Exercise task: Set down the records once more, please, exactly and with the pictures left out.
* Begin The data *
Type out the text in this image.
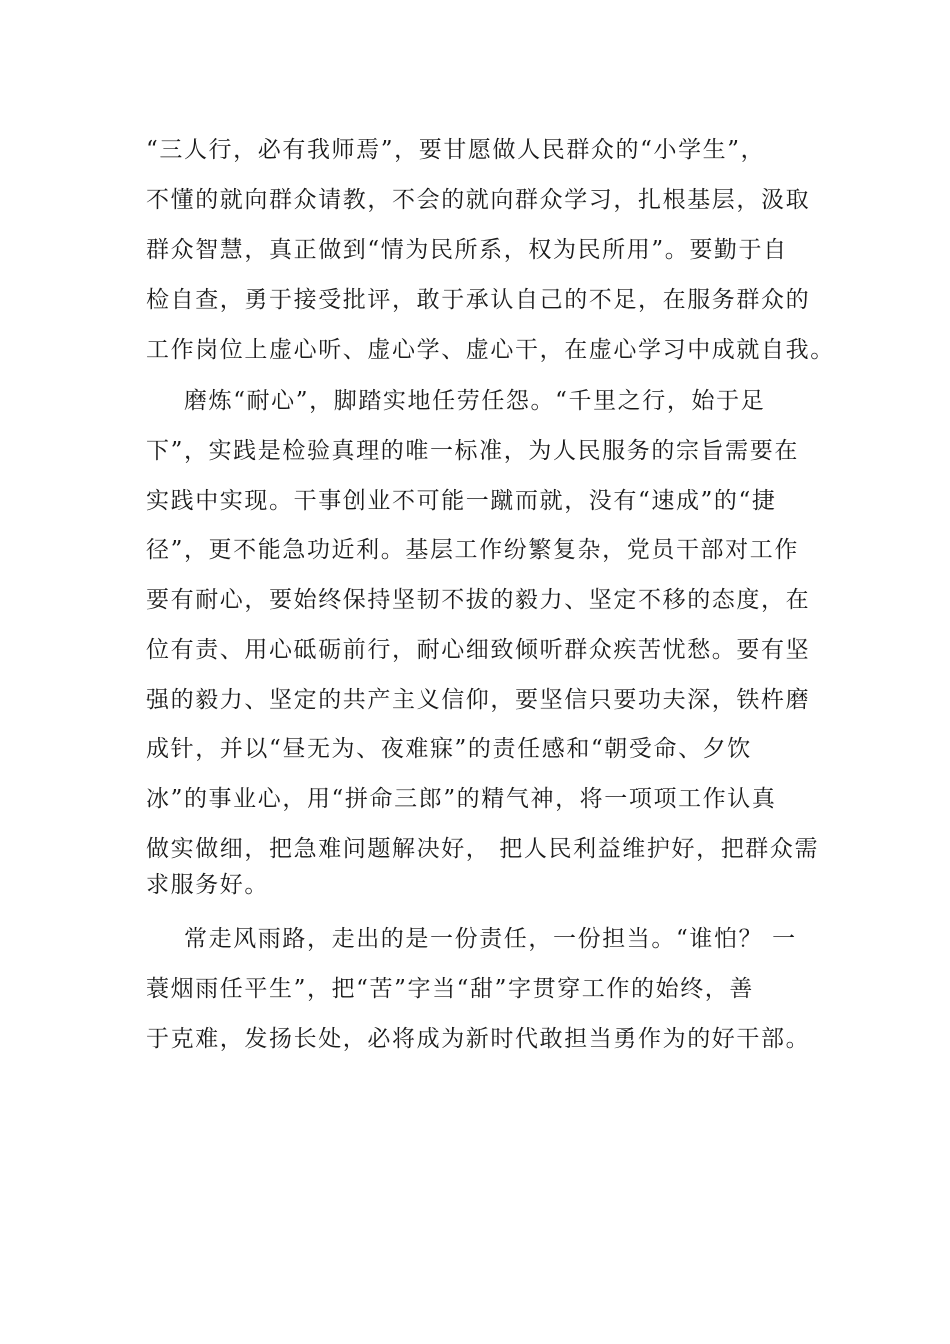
“三人行，必有我师焉”，要甘愿做人民群众的“小学生”，
不懂的就向群众请教，不会的就向群众学习，扎根基层，汲取
群众智慧，真正做到“情为民所系，权为民所用”。要勤于自
检自查，勇于接受批评，敢于承认自己的不足，在服务群众的
工作岗位上虚心听、虚心学、虚心干，在虚心学习中成就自我。
磨炼“耐心”，脚踏实地任劳任怨。“千里之行，始于足
下”，实践是检验真理的唯一标准，为人民服务的宗旨需要在
实践中实现。干事创业不可能一蹴而就，没有“速成”的“捷
径”，更不能急功近利。基层工作纷繁复杂，党员干部对工作
要有耐心，要始终保持坚韧不拔的毅力、坚定不移的态度，在
位有责、用心砥砺前行，耐心细致倾听群众疾苦忧愁。要有坚
强的毅力、坚定的共产主义信仰，要坚信只要功夫深，铁杵磨
成针，并以“昼无为、夜难寐”的责任感和“朝受命、夕饮
冰”的事业心，用“拼命三郎”的精气神，将一项项工作认真
做实做细，把急难问题解决好， 把人民利益维护好，把群众需
求服务好。
常走风雨路，走出的是一份责任，一份担当。“谁怕？ 一
蓑烟雨任平生”，把“苦”字当“甜”字贯穿工作的始终，善
于克难，发扬长处，必将成为新时代敢担当勇作为的好干部。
* End The data *
Answer:
Type out the text in this image.
“三人行，必有我师焉”，要甘愿做人民群众的“小学生”，
不懂的就向群众请教，不会的就向群众学习，扎根基层，汲取
群众智慧，真正做到“情为民所系，权为民所用”。要勤于自
检自查，勇于接受批评，敢于承认自己的不足，在服务群众的
工作岗位上虚心听、虚心学、虚心干，在虚心学习中成就自我。
磨炼“耐心”，脚踏实地任劳任怨。“千里之行，始于足
下”，实践是检验真理的唯一标准，为人民服务的宗旨需要在
实践中实现。干事创业不可能一蹴而就，没有“速成”的“捷
径”，更不能急功近利。基层工作纷繁复杂，党员干部对工作
要有耐心，要始终保持坚韧不拔的毅力、坚定不移的态度，在
位有责、用心砥砺前行，耐心细致倾听群众疾苦忧愁。要有坚
强的毅力、坚定的共产主义信仰，要坚信只要功夫深，铁杵磨
成针，并以“昼无为、夜难寐”的责任感和“朝受命、夕饮
冰”的事业心，用“拼命三郎”的精气神，将一项项工作认真
做实做细，把急难问题解决好， 把人民利益维护好，把群众需
求服务好。
常走风雨路，走出的是一份责任，一份担当。“谁怕？ 一
蓑烟雨任平生”，把“苦”字当“甜”字贯穿工作的始终，善
于克难，发扬长处，必将成为新时代敢担当勇作为的好干部。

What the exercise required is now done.